++++ RECORDS SUPPLIED ++++
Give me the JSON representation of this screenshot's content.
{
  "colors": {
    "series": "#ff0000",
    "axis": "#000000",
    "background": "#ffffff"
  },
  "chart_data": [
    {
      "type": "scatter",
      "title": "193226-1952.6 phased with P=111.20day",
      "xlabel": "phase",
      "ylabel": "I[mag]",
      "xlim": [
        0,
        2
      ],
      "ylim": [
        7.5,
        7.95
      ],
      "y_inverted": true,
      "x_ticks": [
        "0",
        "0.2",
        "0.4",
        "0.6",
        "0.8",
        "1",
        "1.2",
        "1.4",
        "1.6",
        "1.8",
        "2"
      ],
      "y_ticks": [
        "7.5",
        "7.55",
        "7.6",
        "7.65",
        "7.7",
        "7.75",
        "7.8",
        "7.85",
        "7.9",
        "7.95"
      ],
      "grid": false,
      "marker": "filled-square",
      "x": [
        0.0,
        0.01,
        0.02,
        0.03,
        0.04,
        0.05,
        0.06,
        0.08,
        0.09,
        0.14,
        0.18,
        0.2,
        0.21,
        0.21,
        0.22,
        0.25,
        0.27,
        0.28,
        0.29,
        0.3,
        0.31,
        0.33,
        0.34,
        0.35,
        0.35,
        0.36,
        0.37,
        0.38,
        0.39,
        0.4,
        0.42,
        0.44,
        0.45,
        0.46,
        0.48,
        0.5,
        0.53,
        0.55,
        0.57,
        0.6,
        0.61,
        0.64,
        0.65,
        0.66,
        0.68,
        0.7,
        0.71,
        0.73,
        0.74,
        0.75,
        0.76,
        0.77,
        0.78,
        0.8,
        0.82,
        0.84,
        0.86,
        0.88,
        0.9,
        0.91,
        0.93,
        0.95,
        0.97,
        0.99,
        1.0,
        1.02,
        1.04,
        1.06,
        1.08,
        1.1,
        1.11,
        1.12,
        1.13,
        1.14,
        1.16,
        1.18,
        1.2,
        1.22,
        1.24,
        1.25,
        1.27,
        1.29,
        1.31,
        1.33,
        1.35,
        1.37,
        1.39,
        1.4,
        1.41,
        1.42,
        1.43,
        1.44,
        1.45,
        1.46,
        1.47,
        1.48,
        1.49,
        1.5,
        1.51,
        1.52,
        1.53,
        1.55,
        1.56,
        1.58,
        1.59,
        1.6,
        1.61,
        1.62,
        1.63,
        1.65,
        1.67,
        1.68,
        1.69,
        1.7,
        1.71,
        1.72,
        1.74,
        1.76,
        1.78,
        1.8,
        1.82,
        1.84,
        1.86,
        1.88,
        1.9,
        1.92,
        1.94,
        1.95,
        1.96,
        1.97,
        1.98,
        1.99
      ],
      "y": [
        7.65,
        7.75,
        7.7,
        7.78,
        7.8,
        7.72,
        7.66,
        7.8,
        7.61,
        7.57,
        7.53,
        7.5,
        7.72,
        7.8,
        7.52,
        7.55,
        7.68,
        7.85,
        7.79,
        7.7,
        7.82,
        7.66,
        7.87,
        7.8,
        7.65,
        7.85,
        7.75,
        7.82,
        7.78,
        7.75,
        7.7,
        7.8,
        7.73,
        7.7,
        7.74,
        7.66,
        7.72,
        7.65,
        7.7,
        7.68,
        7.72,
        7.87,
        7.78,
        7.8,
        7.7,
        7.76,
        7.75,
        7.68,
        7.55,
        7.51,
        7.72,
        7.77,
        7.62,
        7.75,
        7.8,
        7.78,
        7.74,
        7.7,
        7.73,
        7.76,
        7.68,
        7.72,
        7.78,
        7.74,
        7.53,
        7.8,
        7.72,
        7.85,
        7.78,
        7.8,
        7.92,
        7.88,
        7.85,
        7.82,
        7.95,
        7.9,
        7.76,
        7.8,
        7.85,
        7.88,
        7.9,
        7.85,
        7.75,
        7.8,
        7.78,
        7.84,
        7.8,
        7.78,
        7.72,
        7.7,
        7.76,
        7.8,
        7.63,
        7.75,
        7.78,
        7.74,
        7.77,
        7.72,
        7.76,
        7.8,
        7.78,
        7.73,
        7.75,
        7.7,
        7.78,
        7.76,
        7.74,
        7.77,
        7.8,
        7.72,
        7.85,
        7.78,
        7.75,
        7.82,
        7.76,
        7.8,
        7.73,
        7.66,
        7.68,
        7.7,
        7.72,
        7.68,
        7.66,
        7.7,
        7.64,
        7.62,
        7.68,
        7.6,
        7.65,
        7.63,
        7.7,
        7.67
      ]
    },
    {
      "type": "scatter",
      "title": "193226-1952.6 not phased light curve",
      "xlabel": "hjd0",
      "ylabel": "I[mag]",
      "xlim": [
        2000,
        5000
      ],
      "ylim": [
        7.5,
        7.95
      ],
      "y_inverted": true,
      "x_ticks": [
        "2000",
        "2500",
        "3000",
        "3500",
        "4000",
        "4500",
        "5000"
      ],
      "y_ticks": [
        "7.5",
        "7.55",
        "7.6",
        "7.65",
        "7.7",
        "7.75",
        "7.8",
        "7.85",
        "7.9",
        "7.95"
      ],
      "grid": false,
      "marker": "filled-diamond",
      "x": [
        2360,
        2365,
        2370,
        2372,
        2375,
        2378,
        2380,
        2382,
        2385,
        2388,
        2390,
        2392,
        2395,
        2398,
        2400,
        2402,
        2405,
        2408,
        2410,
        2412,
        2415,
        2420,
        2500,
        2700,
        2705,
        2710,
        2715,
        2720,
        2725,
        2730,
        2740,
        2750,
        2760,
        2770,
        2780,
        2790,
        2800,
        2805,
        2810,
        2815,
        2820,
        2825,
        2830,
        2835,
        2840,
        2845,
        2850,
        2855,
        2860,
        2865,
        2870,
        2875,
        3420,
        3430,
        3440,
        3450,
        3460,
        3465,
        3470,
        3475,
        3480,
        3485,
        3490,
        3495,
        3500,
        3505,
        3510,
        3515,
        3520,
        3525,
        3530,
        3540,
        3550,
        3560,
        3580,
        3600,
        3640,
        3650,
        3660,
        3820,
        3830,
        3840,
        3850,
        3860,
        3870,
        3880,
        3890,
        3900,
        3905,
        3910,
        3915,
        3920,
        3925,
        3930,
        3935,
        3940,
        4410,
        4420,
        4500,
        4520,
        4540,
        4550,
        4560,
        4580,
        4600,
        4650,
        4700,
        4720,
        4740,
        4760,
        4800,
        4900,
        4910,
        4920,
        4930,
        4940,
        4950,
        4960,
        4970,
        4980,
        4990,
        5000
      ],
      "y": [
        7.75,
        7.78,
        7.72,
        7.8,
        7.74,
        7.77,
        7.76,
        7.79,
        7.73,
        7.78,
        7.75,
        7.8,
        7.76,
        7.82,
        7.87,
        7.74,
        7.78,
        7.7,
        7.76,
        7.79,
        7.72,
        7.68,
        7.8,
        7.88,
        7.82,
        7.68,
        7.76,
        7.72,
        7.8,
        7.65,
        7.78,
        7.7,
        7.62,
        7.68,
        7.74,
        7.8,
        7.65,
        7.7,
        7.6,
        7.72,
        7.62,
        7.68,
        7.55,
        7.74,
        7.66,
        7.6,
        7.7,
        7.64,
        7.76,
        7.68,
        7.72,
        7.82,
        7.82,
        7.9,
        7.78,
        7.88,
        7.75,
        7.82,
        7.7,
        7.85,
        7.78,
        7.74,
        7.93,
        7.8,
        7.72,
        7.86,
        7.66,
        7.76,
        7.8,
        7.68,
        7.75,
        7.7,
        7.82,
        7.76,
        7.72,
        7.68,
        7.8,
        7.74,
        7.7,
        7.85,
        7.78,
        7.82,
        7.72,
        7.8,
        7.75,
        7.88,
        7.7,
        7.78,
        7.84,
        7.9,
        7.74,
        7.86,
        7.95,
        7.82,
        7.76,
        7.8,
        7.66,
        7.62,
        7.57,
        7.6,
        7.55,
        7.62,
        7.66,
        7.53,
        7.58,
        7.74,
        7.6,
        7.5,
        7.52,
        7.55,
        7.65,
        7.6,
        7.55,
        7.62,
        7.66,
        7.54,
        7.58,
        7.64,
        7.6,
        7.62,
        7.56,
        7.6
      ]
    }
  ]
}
++++
■ **WORK TO COMPLETE**
Going through the entries above, report how many lines include the string "title". The number alone is the answer.

■ **RESULT FOR THIS TASK**
2